**AIM OF THE EXERCISE**.
Return each item below verbatim, reproducing every line in its original order.
╭─ DATA TO USE
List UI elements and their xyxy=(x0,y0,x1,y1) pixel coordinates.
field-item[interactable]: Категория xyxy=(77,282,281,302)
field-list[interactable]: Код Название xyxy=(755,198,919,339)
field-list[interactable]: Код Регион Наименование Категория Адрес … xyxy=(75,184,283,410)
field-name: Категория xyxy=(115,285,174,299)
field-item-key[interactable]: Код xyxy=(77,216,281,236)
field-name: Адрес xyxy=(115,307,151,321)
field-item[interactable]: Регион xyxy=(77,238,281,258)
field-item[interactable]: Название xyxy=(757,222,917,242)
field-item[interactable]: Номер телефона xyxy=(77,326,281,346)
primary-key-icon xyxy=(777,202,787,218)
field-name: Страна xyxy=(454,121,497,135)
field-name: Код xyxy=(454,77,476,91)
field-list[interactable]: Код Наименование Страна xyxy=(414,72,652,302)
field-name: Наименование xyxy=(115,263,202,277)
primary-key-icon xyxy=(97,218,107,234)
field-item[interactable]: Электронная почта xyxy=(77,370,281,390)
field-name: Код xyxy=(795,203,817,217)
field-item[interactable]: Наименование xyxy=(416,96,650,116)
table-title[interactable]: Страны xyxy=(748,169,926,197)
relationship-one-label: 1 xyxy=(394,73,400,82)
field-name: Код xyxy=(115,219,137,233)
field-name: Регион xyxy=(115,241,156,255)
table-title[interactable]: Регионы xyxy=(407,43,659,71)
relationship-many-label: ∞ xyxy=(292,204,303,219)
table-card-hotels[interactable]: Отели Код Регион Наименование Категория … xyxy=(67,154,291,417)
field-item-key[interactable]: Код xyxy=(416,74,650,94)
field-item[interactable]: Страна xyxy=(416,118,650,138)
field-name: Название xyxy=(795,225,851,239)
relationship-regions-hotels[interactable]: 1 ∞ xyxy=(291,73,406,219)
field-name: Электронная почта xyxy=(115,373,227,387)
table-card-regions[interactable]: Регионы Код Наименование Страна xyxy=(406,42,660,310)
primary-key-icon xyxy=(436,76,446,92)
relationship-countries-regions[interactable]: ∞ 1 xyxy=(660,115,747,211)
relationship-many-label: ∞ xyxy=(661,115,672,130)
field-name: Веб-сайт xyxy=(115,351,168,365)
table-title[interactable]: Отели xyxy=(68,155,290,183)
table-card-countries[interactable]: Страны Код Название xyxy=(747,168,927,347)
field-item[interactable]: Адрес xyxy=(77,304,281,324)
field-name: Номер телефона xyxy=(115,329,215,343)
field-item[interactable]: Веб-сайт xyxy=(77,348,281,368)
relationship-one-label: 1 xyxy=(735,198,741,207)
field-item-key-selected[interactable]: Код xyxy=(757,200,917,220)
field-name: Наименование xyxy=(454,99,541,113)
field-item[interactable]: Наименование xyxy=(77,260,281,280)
╰─
**RESULT OF THIS EXERCISE**.
List UI elements and their xyxy=(x0,y0,x1,y1) pixel coordinates.
field-item[interactable]: Категория xyxy=(77,282,281,302)
field-list[interactable]: Код Название xyxy=(755,198,919,339)
field-list[interactable]: Код Регион Наименование Категория Адрес … xyxy=(75,184,283,410)
field-name: Категория xyxy=(115,285,174,299)
field-item-key[interactable]: Код xyxy=(77,216,281,236)
field-name: Адрес xyxy=(115,307,151,321)
field-item[interactable]: Регион xyxy=(77,238,281,258)
field-item[interactable]: Название xyxy=(757,222,917,242)
field-item[interactable]: Номер телефона xyxy=(77,326,281,346)
primary-key-icon xyxy=(777,202,787,218)
field-name: Страна xyxy=(454,121,497,135)
field-name: Код xyxy=(454,77,476,91)
field-list[interactable]: Код Наименование Страна xyxy=(414,72,652,302)
field-name: Наименование xyxy=(115,263,202,277)
primary-key-icon xyxy=(97,218,107,234)
field-item[interactable]: Электронная почта xyxy=(77,370,281,390)
field-name: Код xyxy=(795,203,817,217)
field-item[interactable]: Наименование xyxy=(416,96,650,116)
table-title[interactable]: Страны xyxy=(748,169,926,197)
relationship-one-label: 1 xyxy=(394,73,400,82)
field-name: Код xyxy=(115,219,137,233)
field-name: Регион xyxy=(115,241,156,255)
table-title[interactable]: Регионы xyxy=(407,43,659,71)
relationship-many-label: ∞ xyxy=(292,204,303,219)
table-card-hotels[interactable]: Отели Код Регион Наименование Категория … xyxy=(67,154,291,417)
field-item-key[interactable]: Код xyxy=(416,74,650,94)
field-item[interactable]: Страна xyxy=(416,118,650,138)
field-name: Название xyxy=(795,225,851,239)
relationship-regions-hotels[interactable]: 1 ∞ xyxy=(291,73,406,219)
field-name: Электронная почта xyxy=(115,373,227,387)
table-card-regions[interactable]: Регионы Код Наименование Страна xyxy=(406,42,660,310)
primary-key-icon xyxy=(436,76,446,92)
relationship-countries-regions[interactable]: ∞ 1 xyxy=(660,115,747,211)
relationship-many-label: ∞ xyxy=(661,115,672,130)
field-name: Веб-сайт xyxy=(115,351,168,365)
table-title[interactable]: Отели xyxy=(68,155,290,183)
table-card-countries[interactable]: Страны Код Название xyxy=(747,168,927,347)
field-item[interactable]: Адрес xyxy=(77,304,281,324)
field-name: Номер телефона xyxy=(115,329,215,343)
field-item[interactable]: Веб-сайт xyxy=(77,348,281,368)
relationship-one-label: 1 xyxy=(735,198,741,207)
field-item-key-selected[interactable]: Код xyxy=(757,200,917,220)
field-name: Наименование xyxy=(454,99,541,113)
field-item[interactable]: Наименование xyxy=(77,260,281,280)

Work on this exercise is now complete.